TASK DETAILS: Reproduce the following material verbatim, line for line.

PROVIDED RECORDS:

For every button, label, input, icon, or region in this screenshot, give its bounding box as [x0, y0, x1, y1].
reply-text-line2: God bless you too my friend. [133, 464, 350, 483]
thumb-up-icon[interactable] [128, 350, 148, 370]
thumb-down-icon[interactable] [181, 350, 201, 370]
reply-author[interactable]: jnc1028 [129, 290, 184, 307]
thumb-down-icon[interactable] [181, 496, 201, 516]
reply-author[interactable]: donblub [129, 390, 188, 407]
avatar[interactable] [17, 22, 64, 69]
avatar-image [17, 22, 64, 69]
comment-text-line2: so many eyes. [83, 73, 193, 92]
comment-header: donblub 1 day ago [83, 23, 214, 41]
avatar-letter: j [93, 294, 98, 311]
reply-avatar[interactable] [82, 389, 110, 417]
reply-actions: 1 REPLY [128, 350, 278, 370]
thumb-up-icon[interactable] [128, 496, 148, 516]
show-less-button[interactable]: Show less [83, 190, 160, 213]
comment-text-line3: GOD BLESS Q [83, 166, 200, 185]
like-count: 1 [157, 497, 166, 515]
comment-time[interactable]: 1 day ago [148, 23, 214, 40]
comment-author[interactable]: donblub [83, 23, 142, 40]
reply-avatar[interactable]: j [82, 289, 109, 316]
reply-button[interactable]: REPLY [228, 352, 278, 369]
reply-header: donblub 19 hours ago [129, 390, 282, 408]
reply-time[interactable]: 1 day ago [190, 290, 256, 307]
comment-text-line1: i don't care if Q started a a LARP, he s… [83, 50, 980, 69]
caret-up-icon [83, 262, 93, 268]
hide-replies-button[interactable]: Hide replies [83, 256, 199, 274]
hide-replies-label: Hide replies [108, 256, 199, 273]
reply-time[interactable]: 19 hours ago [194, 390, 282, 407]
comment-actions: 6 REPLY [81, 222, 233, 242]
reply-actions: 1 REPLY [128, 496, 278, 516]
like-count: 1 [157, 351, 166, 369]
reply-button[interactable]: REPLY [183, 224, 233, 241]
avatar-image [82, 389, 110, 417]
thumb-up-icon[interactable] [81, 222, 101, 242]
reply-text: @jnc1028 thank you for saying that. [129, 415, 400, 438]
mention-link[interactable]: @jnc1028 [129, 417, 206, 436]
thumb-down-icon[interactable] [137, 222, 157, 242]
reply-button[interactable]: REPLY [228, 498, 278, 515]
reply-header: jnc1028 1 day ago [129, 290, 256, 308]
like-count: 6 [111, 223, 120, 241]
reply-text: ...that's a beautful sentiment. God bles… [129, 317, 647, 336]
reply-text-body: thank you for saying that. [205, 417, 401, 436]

RESULT FOR THIS TASK:
For every button, label, input, icon, or region in this screenshot, give its bounding box as [x0, y0, x1, y1].
reply-text-line2: God bless you too my friend. [133, 464, 350, 483]
thumb-up-icon[interactable] [128, 350, 148, 370]
thumb-down-icon[interactable] [181, 350, 201, 370]
reply-author[interactable]: jnc1028 [129, 290, 184, 307]
thumb-down-icon[interactable] [181, 496, 201, 516]
reply-author[interactable]: donblub [129, 390, 188, 407]
avatar[interactable] [17, 22, 64, 69]
avatar-image [17, 22, 64, 69]
comment-text-line2: so many eyes. [83, 73, 193, 92]
comment-header: donblub 1 day ago [83, 23, 214, 41]
avatar-letter: j [93, 294, 98, 311]
reply-avatar[interactable] [82, 389, 110, 417]
reply-actions: 1 REPLY [128, 350, 278, 370]
thumb-up-icon[interactable] [128, 496, 148, 516]
show-less-button[interactable]: Show less [83, 190, 160, 213]
comment-text-line3: GOD BLESS Q [83, 166, 200, 185]
like-count: 1 [157, 497, 166, 515]
comment-time[interactable]: 1 day ago [148, 23, 214, 40]
comment-author[interactable]: donblub [83, 23, 142, 40]
reply-avatar[interactable]: j [82, 289, 109, 316]
reply-button[interactable]: REPLY [228, 352, 278, 369]
reply-header: donblub 19 hours ago [129, 390, 282, 408]
reply-time[interactable]: 1 day ago [190, 290, 256, 307]
comment-text-line1: i don't care if Q started a a LARP, he s… [83, 50, 980, 69]
caret-up-icon [83, 262, 93, 268]
hide-replies-button[interactable]: Hide replies [83, 256, 199, 274]
hide-replies-label: Hide replies [108, 256, 199, 273]
reply-time[interactable]: 19 hours ago [194, 390, 282, 407]
comment-actions: 6 REPLY [81, 222, 233, 242]
reply-actions: 1 REPLY [128, 496, 278, 516]
like-count: 1 [157, 351, 166, 369]
reply-button[interactable]: REPLY [183, 224, 233, 241]
avatar-image [82, 389, 110, 417]
thumb-up-icon[interactable] [81, 222, 101, 242]
reply-text: @jnc1028 thank you for saying that. [129, 415, 400, 438]
mention-link[interactable]: @jnc1028 [129, 417, 206, 436]
thumb-down-icon[interactable] [137, 222, 157, 242]
reply-button[interactable]: REPLY [228, 498, 278, 515]
reply-header: jnc1028 1 day ago [129, 290, 256, 308]
like-count: 6 [111, 223, 120, 241]
reply-text: ...that's a beautful sentiment. God bles… [129, 317, 647, 336]
reply-text-body: thank you for saying that. [205, 417, 401, 436]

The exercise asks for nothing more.